* _What to do_:
What you return must be the lines of the data that hold the word "maximum".

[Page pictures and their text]
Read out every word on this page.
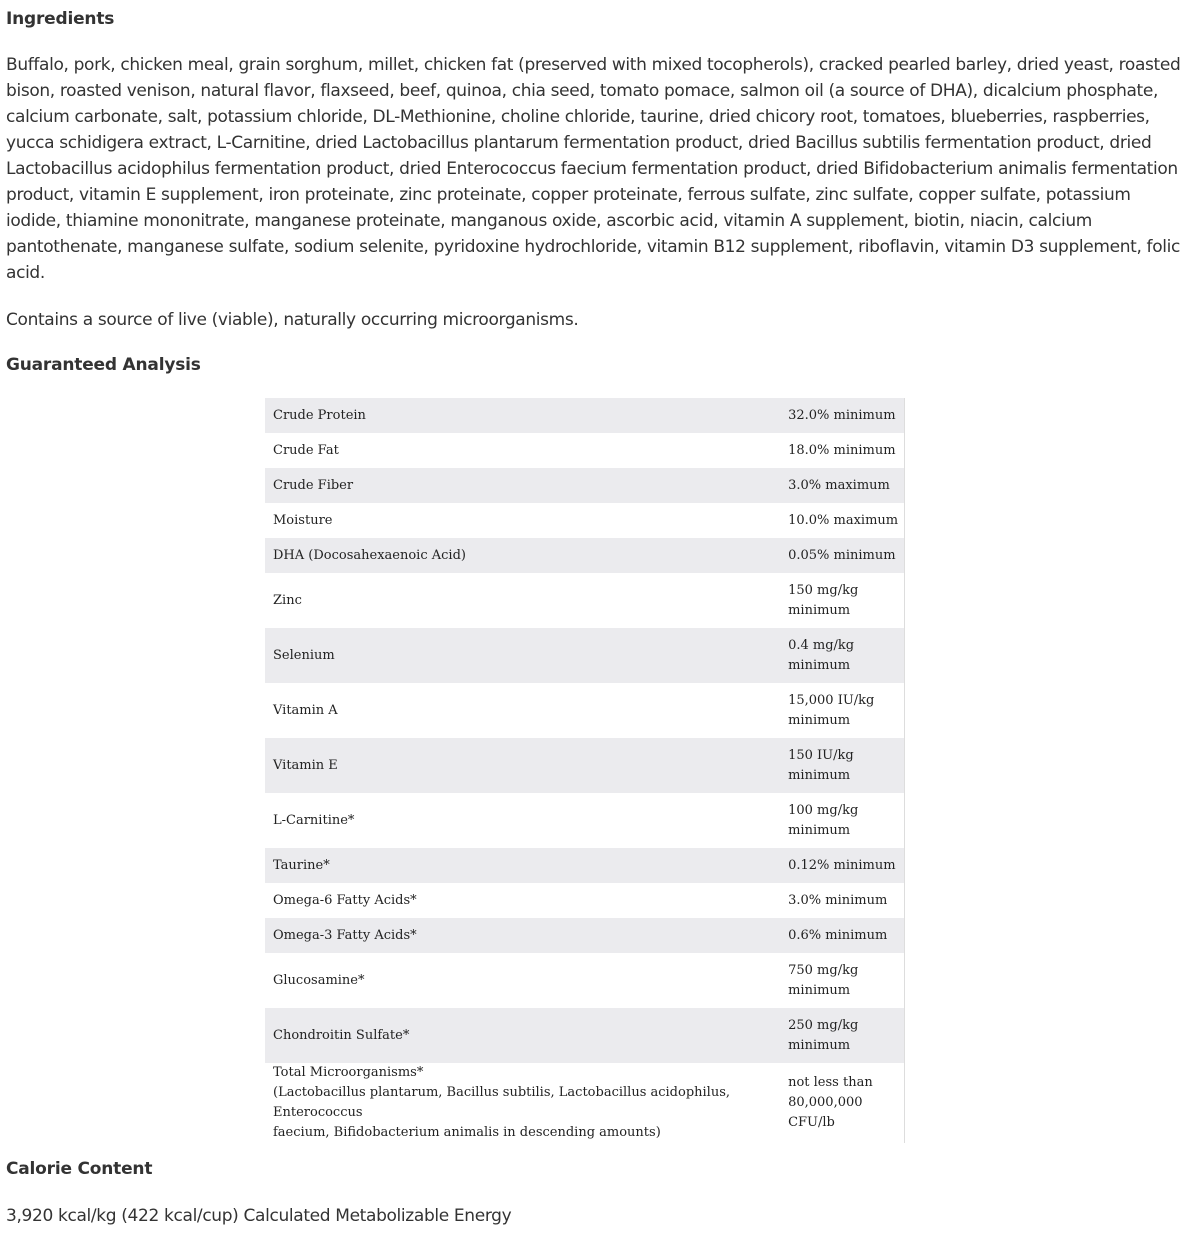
Ingredients

Buffalo, pork, chicken meal, grain sorghum, millet, chicken fat (preserved with mixed tocopherols), cracked pearled barley, dried yeast, roasted bison, roasted venison, natural flavor, flaxseed, beef, quinoa, chia seed, tomato pomace, salmon oil (a source of DHA), dicalcium phosphate, calcium carbonate, salt, potassium chloride, DL-Methionine, choline chloride, taurine, dried chicory root, tomatoes, blueberries, raspberries, yucca schidigera extract, L-Carnitine, dried Lactobacillus plantarum fermentation product, dried Bacillus subtilis fermentation product, dried Lactobacillus acidophilus fermentation product, dried Enterococcus faecium fermentation product, dried Bifidobacterium animalis fermentation product, vitamin E supplement, iron proteinate, zinc proteinate, copper proteinate, ferrous sulfate, zinc sulfate, copper sulfate, potassium iodide, thiamine mononitrate, manganese proteinate, manganous oxide, ascorbic acid, vitamin A supplement, biotin, niacin, calcium pantothenate, manganese sulfate, sodium selenite, pyridoxine hydrochloride, vitamin B12 supplement, riboflavin, vitamin D3 supplement, folic acid.

Contains a source of live (viable), naturally occurring microorganisms.

Guaranteed Analysis
Calorie Content

3,920 kcal/kg (422 kcal/cup) Calculated Metabolizable Energy

Crude Protein	32.0% minimum

Crude Fat	18.0% minimum

Crude Fiber	3.0% maximum

Moisture	10.0% maximum

DHA (Docosahexaenoic Acid)	0.05% minimum

Zinc	150 mg/kg
minimum

Selenium	0.4 mg/kg
minimum

Vitamin A	15,000 IU/kg
minimum

Vitamin E	150 IU/kg
minimum

L-Carnitine*	100 mg/kg
minimum

Taurine*	0.12% minimum

Omega-6 Fatty Acids*	3.0% minimum

Omega-3 Fatty Acids*	0.6% minimum

Glucosamine*	750 mg/kg
minimum

Chondroitin Sulfate*	250 mg/kg
minimum

Total Microorganisms*
(Lactobacillus plantarum, Bacillus subtilis, Lactobacillus acidophilus, Enterococcus
faecium, Bifidobacterium animalis in descending amounts)	not less than
80,000,000
CFU/lb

* _Answer box_:
Crude Fiber	3.0% maximum
Moisture	10.0% maximum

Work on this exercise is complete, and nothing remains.